┏━━

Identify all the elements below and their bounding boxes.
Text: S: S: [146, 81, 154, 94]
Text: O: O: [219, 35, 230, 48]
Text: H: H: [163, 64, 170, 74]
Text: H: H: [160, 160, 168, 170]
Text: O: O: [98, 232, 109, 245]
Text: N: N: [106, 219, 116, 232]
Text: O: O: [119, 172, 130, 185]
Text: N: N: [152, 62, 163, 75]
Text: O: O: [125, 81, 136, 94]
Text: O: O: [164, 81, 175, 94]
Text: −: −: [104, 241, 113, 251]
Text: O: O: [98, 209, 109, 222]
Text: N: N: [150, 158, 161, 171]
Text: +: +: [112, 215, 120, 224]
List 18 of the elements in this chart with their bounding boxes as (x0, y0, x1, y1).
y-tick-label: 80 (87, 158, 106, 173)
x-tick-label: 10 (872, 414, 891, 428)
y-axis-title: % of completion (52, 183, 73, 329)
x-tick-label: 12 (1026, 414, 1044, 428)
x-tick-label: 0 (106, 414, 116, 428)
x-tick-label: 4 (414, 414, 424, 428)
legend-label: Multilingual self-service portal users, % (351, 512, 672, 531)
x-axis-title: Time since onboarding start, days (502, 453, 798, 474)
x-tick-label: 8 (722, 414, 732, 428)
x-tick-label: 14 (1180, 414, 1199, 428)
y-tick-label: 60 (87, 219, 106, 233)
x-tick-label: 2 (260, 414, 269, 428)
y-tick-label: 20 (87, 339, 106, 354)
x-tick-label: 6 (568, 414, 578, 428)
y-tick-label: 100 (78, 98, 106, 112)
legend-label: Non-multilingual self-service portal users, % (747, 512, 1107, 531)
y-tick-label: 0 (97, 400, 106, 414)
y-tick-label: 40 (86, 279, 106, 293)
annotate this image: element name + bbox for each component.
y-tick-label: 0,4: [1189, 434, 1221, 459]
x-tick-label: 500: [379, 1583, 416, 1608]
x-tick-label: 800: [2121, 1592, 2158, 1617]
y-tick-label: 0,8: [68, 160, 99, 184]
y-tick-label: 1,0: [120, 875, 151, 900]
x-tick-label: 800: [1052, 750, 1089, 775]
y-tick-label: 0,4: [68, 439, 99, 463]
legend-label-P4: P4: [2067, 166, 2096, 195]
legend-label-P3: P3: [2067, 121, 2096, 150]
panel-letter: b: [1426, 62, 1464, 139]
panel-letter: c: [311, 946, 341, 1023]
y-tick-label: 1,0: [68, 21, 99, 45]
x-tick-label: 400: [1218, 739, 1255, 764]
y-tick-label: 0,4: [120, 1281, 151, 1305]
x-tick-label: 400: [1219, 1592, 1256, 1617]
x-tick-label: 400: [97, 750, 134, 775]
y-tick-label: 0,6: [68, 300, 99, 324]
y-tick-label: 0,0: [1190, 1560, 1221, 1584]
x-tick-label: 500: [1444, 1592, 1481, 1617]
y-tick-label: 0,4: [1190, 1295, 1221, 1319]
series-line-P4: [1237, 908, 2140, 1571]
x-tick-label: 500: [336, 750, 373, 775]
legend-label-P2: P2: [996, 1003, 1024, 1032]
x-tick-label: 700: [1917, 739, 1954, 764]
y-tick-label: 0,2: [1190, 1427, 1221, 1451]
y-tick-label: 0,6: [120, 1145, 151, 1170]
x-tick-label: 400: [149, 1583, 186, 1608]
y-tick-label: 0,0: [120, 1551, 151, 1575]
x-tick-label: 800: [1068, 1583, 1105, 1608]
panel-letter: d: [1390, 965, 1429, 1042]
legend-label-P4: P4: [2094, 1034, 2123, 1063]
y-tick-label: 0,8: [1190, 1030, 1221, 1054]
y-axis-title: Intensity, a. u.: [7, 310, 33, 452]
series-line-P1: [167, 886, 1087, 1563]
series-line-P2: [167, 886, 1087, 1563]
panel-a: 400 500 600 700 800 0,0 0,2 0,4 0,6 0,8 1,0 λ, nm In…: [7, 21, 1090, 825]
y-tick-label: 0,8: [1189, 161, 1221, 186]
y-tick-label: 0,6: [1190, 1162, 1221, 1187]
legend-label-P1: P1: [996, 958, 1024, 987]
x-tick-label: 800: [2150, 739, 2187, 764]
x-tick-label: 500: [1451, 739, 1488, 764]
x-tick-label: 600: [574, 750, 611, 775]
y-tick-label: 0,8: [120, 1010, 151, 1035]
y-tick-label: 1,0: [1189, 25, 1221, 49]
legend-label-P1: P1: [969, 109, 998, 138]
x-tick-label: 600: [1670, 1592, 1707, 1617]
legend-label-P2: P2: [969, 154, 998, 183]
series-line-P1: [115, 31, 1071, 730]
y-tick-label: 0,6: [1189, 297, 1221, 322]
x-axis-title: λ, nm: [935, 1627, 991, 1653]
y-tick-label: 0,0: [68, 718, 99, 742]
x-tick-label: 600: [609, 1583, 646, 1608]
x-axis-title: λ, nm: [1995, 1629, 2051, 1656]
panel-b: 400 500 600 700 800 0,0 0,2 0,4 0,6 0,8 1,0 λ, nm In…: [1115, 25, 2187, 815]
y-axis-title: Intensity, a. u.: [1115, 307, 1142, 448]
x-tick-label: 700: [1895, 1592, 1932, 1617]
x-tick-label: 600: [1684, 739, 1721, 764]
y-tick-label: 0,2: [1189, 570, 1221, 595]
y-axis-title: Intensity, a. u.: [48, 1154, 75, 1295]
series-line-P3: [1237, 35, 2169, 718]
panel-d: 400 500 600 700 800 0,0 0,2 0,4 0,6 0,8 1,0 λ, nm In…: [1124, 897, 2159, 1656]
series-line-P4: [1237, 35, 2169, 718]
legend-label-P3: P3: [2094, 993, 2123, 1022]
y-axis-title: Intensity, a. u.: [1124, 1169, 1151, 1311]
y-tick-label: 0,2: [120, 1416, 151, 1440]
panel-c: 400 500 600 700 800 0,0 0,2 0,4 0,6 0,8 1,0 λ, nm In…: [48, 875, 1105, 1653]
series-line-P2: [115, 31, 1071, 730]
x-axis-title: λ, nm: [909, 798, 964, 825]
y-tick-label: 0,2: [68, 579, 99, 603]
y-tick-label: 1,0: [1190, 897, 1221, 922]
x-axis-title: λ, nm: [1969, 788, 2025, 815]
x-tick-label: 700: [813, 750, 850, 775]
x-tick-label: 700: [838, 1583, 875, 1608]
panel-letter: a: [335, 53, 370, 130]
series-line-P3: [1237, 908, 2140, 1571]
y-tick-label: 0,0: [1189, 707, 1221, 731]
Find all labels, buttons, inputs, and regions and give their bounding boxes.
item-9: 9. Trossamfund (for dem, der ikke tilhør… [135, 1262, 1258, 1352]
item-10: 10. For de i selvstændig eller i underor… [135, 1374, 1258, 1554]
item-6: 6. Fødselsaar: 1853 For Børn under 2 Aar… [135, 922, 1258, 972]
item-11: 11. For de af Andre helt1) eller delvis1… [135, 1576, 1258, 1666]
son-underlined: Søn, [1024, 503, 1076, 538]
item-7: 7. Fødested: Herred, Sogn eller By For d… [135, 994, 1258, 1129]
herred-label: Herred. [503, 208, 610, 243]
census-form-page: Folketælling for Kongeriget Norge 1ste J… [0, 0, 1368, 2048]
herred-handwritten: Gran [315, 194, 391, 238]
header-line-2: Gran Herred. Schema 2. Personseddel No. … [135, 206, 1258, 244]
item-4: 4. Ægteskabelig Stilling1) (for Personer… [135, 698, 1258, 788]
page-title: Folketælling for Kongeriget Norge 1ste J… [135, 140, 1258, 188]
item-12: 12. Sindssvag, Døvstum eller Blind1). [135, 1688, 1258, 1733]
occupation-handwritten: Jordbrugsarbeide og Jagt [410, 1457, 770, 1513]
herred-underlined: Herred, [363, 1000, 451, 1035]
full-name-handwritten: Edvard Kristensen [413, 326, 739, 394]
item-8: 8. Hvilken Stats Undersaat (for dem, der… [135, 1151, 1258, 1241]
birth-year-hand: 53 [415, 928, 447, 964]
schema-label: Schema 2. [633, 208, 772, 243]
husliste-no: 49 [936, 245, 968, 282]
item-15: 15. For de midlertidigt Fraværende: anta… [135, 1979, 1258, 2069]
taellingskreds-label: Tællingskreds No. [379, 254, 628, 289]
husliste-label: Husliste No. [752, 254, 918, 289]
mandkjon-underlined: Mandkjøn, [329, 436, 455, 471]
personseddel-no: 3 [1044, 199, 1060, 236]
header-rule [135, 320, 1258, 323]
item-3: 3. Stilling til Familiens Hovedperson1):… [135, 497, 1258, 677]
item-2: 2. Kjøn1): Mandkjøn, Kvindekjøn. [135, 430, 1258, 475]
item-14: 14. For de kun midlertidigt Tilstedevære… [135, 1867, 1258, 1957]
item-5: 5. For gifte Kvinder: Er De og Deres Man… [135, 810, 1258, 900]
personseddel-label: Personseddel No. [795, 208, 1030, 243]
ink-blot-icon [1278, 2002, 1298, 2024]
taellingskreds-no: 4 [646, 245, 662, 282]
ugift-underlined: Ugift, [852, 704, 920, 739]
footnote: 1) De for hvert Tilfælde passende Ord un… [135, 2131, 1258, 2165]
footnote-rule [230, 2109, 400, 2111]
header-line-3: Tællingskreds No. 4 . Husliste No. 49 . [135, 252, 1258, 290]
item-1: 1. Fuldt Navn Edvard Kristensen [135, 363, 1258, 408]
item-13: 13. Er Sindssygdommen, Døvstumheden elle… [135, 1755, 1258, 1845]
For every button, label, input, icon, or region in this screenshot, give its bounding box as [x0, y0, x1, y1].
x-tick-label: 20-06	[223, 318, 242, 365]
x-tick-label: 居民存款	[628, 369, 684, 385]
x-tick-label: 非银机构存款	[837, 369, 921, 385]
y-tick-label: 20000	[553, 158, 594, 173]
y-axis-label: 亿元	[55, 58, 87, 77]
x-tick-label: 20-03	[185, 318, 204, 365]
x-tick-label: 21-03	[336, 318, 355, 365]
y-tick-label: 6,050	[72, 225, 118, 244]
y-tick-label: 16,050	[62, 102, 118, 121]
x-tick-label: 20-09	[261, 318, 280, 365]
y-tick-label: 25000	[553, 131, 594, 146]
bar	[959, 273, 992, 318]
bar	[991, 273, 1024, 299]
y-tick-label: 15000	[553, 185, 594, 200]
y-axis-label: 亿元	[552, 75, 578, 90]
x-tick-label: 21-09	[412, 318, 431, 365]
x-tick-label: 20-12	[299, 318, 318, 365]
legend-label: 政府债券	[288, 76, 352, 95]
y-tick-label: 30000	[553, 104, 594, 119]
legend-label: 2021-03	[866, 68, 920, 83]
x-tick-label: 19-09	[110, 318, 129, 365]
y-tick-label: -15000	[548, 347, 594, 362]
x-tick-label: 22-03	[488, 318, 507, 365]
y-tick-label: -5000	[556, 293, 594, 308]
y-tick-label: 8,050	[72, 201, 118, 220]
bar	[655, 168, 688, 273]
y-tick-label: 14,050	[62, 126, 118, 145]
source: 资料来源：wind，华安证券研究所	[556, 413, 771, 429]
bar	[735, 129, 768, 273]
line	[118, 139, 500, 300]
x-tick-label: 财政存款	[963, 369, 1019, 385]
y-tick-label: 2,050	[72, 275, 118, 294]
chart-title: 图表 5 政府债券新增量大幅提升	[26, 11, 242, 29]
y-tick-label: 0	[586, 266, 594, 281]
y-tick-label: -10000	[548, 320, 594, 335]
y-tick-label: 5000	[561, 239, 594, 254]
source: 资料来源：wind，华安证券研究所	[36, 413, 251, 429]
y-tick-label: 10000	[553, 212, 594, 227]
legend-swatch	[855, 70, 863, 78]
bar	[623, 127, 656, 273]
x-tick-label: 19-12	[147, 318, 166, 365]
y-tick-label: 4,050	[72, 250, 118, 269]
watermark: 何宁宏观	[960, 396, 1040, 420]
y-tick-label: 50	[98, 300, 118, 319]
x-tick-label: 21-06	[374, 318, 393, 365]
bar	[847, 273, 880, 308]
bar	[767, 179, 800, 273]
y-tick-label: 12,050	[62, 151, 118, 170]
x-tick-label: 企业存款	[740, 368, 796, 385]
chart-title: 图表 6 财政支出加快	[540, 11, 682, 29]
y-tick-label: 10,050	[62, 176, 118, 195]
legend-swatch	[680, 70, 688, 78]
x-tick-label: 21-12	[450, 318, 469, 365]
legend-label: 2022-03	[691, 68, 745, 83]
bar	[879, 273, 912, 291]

┗━━

* Work to be completed *
Report how many lines in the material above contain the string "elements", and give only the number.

* Answer to this task *
2